== Challenge ==
Work out how many lines have "marker" in them. Give only that number.

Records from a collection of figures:
++++++++
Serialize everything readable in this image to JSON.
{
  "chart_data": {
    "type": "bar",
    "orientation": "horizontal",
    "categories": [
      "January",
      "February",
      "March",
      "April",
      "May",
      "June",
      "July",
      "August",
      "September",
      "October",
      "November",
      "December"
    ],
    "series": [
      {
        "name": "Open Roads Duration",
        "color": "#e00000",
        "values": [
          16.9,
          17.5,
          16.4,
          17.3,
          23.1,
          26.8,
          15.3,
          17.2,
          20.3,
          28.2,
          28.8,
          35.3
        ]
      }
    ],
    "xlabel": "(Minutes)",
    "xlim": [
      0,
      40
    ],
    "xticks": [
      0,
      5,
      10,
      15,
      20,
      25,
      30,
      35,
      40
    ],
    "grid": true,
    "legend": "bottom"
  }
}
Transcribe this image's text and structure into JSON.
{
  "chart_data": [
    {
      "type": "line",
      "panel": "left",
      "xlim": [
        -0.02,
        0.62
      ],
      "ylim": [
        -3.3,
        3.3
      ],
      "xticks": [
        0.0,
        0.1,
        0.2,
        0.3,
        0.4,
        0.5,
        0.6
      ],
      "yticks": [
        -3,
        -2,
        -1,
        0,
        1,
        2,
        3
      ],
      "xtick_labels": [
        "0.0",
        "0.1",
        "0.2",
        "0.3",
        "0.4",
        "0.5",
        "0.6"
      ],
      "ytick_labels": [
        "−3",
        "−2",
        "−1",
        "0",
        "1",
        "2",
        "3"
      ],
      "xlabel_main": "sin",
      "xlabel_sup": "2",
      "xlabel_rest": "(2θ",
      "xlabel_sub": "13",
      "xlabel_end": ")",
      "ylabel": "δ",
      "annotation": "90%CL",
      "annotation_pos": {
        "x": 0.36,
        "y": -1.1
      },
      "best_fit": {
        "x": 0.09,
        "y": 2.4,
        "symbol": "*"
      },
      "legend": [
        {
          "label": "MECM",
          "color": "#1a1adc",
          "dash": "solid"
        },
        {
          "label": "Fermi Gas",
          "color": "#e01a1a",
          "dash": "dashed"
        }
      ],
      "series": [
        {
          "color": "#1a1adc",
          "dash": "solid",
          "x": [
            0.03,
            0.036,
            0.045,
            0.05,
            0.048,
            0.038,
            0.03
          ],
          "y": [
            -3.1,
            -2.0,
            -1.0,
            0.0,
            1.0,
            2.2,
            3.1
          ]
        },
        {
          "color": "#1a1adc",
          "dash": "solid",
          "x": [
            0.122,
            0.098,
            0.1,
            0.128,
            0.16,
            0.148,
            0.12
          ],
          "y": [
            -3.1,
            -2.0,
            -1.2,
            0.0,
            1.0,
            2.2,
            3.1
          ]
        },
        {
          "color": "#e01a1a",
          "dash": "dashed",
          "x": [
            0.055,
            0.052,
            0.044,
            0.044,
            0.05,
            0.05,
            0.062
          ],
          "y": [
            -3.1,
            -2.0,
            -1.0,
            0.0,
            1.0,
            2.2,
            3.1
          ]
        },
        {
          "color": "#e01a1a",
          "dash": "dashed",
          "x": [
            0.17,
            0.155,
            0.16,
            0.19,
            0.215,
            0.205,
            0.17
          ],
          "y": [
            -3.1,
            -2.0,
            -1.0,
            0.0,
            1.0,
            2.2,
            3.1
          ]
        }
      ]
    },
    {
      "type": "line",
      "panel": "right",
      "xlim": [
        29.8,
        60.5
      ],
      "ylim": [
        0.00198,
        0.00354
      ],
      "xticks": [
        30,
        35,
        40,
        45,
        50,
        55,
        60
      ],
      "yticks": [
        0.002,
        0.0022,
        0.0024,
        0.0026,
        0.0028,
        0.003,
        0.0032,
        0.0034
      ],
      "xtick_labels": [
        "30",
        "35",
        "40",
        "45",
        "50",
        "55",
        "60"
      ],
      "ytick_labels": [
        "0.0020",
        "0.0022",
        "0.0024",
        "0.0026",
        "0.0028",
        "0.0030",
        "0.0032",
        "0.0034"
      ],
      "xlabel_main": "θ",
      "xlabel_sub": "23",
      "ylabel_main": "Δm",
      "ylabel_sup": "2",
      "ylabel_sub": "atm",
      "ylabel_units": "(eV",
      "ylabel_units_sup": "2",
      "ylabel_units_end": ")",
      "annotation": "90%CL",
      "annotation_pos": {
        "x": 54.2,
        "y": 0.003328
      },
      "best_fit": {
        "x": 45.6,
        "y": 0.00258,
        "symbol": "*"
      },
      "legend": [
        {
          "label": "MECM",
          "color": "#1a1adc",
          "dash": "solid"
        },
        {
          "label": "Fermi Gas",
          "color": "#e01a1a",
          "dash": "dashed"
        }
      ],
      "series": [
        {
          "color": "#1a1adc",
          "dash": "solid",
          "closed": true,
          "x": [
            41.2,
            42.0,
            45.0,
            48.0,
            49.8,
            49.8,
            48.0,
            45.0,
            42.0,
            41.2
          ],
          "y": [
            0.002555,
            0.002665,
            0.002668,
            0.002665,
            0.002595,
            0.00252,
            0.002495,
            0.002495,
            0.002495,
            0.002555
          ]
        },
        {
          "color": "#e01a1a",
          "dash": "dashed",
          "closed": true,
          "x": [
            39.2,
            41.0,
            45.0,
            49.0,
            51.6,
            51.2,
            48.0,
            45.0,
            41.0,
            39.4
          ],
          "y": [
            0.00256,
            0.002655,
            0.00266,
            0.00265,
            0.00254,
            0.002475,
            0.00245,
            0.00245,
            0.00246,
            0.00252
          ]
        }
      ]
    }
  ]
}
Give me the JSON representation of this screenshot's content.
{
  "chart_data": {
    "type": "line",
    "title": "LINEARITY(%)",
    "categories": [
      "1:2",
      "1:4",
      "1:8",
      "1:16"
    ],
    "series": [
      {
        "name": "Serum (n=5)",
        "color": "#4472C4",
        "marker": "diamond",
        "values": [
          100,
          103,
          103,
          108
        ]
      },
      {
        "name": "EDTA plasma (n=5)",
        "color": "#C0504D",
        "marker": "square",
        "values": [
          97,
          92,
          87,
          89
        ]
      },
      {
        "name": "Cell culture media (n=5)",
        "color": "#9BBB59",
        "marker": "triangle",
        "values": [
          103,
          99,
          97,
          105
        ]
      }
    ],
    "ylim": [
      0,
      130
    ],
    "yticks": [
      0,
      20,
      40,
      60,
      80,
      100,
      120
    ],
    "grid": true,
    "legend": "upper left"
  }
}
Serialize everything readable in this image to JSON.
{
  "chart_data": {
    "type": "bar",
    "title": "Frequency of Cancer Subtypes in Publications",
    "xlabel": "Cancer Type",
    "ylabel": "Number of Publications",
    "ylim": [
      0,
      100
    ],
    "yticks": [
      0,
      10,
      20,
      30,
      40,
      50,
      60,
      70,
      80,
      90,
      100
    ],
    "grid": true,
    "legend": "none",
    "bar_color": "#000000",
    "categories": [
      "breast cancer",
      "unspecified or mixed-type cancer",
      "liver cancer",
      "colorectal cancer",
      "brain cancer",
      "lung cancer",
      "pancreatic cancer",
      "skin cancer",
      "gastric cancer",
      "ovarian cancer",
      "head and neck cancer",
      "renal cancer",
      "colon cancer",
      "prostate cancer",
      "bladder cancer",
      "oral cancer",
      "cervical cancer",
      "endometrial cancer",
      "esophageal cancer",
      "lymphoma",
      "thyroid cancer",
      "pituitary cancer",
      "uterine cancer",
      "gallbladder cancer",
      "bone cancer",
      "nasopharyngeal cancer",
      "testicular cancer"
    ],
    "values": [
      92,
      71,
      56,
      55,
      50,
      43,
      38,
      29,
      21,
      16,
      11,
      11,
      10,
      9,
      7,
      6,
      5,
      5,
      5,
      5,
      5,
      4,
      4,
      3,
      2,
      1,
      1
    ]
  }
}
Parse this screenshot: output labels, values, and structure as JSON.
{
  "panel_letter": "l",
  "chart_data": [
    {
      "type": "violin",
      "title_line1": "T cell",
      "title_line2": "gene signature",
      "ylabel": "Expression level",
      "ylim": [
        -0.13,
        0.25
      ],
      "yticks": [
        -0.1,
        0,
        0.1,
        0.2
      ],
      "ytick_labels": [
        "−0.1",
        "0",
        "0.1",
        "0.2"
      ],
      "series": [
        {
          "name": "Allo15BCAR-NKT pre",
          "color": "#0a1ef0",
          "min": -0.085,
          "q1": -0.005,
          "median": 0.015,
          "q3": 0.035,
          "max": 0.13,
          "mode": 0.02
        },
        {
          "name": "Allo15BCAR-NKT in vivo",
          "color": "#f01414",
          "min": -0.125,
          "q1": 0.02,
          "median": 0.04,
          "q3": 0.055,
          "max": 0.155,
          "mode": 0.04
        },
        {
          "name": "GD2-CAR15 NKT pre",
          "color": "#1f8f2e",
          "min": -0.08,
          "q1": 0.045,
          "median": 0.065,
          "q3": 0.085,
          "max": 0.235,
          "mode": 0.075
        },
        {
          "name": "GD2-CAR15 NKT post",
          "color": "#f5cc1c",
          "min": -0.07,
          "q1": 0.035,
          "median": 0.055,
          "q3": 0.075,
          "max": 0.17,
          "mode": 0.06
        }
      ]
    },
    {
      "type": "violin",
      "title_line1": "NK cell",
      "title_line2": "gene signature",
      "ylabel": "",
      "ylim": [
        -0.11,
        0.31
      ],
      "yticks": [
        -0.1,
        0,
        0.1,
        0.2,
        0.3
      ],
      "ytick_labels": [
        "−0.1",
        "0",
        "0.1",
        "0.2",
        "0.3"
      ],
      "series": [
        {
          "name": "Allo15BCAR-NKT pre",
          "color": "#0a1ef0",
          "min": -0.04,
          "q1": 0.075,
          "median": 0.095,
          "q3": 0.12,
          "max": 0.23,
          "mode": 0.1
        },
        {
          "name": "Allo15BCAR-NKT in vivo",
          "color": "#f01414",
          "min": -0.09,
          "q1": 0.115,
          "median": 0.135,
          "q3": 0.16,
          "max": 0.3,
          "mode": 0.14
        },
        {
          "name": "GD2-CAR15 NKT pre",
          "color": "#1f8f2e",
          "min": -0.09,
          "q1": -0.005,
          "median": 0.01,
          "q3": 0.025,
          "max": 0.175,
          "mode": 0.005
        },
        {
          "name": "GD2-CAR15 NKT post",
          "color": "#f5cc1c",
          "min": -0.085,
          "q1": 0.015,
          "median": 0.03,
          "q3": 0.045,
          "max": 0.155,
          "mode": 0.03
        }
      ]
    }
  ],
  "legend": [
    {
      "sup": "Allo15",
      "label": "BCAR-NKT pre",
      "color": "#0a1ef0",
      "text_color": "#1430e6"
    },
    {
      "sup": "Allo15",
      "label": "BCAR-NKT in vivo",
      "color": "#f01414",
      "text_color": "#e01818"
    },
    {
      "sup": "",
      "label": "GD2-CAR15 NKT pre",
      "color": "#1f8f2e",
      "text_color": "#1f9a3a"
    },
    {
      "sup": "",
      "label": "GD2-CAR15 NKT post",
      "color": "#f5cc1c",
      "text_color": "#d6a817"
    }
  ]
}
++++++++
== Exercise solution ==
3